# [Text excerpt]

==*==

I need to hide my snooze button. I set my alarm for 5.30 this morning and when it went off i was groggy but OK. Then my partner groaned “oh honey 5.30 is too early”…
So I snoozed and snoozed and snoozed. I woke up waaaay later, feeling guilty and groggy. I will need to do my tempo run this evening now. Bleagh.
There are 3 weeks left in the 12wbt for me. I feel I need to get serious about the sleep-and-getting-up thing. the #14daysleep challenge really busted out and fell by the wayside, but perhaps its time to revisit that? Of course the kids with their haphazard sleep will always be there to put a kink in the road, but I can still make an effort.
Sleep. The final frontier.
Two days in a row I have set my alarm clock for 5:30am so I could get up and exercise, and both times I have reset it for my usual wake up time (6:45) as soon as it went off. I haven’t got to sleep early on either night. I’ve been a bit sick – staying away coughing. But I’ve also been a bit excitable – reading weight loss blogs and pondering my calories while waiting to fall asleep.
It’s tempting to beat myself up about it. I’m tempted to let myself off the hook too. So what am I going to do?
I will accept that I need a few night’s rest to feel top notch – I’m not very well, and rest will help that. It’s quite possible that if I did get up at 5:30 I would do a crap workout because I would be too tired, and then probably ruin my lunchtime jog as well.
If I feel better on Saturday night, then I’m going to aim for a 5:30 workout on Sunday morning. That will also let me take my time over the exercises I don’t know very well.
Also – I need to skip the reading in bed for a few nights. It’s just keeping me up.

==*==

# [Required action 1]
In the post about sleep and early workouts, why does the writer decide to rest for a few nights rather than get up at 5:30? Explain in one to three sentences.
# [Required action 2]
Reproduce the passage of the post about sleep and early workouts from "It’s tempting to" up to and including "keeping me up.".

==*==

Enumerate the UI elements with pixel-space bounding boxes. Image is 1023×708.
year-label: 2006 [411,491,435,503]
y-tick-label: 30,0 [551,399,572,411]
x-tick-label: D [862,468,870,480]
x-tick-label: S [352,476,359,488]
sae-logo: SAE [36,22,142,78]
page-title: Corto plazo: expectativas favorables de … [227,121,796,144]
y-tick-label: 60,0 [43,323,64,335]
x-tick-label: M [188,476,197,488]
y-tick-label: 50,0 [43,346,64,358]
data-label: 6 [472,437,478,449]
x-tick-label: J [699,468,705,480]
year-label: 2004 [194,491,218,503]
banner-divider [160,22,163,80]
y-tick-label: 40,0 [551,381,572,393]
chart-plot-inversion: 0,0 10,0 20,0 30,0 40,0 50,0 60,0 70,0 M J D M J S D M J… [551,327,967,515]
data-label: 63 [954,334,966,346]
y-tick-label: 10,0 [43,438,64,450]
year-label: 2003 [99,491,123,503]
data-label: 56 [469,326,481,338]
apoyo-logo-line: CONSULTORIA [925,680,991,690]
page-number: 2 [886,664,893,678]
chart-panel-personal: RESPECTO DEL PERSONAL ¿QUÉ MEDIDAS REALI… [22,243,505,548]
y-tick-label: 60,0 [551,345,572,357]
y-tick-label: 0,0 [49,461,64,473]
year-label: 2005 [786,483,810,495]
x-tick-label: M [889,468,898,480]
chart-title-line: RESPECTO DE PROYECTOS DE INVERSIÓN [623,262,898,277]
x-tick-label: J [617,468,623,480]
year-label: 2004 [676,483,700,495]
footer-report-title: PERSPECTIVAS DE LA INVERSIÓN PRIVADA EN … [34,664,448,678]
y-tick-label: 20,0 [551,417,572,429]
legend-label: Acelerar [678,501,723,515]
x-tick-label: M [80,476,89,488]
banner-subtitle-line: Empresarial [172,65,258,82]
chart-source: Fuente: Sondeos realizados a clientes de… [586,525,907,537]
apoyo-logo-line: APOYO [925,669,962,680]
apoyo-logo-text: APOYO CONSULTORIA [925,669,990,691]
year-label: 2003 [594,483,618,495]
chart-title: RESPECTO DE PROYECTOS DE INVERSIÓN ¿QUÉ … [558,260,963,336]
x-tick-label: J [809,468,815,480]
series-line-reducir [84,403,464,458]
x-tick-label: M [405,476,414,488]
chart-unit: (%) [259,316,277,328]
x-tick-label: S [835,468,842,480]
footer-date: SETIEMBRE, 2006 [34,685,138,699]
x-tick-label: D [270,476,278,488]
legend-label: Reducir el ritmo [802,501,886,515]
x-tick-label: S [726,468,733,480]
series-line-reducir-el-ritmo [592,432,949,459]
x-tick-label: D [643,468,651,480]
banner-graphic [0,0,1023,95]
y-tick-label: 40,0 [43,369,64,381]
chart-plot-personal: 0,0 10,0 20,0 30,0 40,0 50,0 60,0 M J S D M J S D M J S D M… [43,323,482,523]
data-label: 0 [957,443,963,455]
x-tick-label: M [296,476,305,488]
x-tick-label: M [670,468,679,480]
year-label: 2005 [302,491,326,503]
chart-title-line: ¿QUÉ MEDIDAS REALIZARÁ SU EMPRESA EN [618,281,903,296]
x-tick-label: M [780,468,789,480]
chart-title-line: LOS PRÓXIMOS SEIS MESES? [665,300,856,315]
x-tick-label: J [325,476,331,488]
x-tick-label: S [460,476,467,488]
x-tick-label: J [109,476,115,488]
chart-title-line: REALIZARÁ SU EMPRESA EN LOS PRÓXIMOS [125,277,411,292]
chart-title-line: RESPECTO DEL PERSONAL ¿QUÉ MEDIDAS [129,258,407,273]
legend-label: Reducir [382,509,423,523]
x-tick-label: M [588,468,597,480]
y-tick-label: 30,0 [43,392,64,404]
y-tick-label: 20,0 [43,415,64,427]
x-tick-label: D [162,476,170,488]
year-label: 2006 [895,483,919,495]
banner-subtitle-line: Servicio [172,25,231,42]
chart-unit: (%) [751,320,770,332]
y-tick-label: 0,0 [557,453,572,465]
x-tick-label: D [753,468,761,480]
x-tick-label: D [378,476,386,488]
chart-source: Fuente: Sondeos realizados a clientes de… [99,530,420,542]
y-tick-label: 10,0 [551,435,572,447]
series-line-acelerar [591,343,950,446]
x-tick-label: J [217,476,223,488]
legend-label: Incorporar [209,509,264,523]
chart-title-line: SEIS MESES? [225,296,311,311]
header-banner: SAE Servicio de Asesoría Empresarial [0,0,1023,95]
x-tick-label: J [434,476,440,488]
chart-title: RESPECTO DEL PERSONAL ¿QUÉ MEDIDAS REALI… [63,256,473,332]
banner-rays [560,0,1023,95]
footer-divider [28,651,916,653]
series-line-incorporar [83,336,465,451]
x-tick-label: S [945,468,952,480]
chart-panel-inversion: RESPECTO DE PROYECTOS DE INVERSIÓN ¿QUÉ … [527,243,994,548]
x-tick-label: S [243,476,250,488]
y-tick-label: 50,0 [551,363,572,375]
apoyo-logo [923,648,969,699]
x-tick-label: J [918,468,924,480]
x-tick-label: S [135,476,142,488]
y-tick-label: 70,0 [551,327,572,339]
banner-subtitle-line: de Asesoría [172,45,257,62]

==*==

# [Reply 1]
The writer is not very well, and rest will help with that. Getting up at 5:30 while that tired would probably lead to a poor workout and would likely ruin the lunchtime jog as well.

# [Reply 2]
It’s tempting to beat myself up about it. I’m tempted to let myself off the hook too. So what am I going to do?
I will accept that I need a few night’s rest to feel top notch – I’m not very well, and rest will help that. It’s quite possible that if I did get up at 5:30 I would do a crap workout because I would be too tired, and then probably ruin my lunchtime jog as well.
If I feel better on Saturday night, then I’m going to aim for a 5:30 workout on Sunday morning. That will also let me take my time over the exercises I don’t know very well.
Also – I need to skip the reading in bed for a few nights. It’s just keeping me up.